Work to be completed: Write out the whole listing again, exactly as given.

Input data:

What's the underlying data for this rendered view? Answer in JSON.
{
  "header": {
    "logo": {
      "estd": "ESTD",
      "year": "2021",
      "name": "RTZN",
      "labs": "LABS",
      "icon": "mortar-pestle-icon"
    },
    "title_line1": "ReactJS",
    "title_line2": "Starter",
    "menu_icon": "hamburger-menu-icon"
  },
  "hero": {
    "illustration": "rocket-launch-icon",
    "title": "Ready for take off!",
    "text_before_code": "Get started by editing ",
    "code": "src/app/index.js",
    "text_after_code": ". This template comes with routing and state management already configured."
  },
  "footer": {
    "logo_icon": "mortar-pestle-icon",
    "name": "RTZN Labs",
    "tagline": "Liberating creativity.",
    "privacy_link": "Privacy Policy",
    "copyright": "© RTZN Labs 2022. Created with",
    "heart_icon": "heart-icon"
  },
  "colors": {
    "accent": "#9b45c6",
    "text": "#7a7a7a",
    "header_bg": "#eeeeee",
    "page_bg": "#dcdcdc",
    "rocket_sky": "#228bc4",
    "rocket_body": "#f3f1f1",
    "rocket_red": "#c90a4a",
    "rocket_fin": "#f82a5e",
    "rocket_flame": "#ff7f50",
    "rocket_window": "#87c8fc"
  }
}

Result for this task:
What's the underlying data for this rendered view? Answer in JSON.
{
  "header": {
    "logo": {
      "estd": "ESTD",
      "year": "2021",
      "name": "RTZN",
      "labs": "LABS",
      "icon": "mortar-pestle-icon"
    },
    "title_line1": "ReactJS",
    "title_line2": "Starter",
    "menu_icon": "hamburger-menu-icon"
  },
  "hero": {
    "illustration": "rocket-launch-icon",
    "title": "Ready for take off!",
    "text_before_code": "Get started by editing ",
    "code": "src/app/index.js",
    "text_after_code": ". This template comes with routing and state management already configured."
  },
  "footer": {
    "logo_icon": "mortar-pestle-icon",
    "name": "RTZN Labs",
    "tagline": "Liberating creativity.",
    "privacy_link": "Privacy Policy",
    "copyright": "© RTZN Labs 2022. Created with",
    "heart_icon": "heart-icon"
  },
  "colors": {
    "accent": "#9b45c6",
    "text": "#7a7a7a",
    "header_bg": "#eeeeee",
    "page_bg": "#dcdcdc",
    "rocket_sky": "#228bc4",
    "rocket_body": "#f3f1f1",
    "rocket_red": "#c90a4a",
    "rocket_fin": "#f82a5e",
    "rocket_flame": "#ff7f50",
    "rocket_window": "#87c8fc"
  }
}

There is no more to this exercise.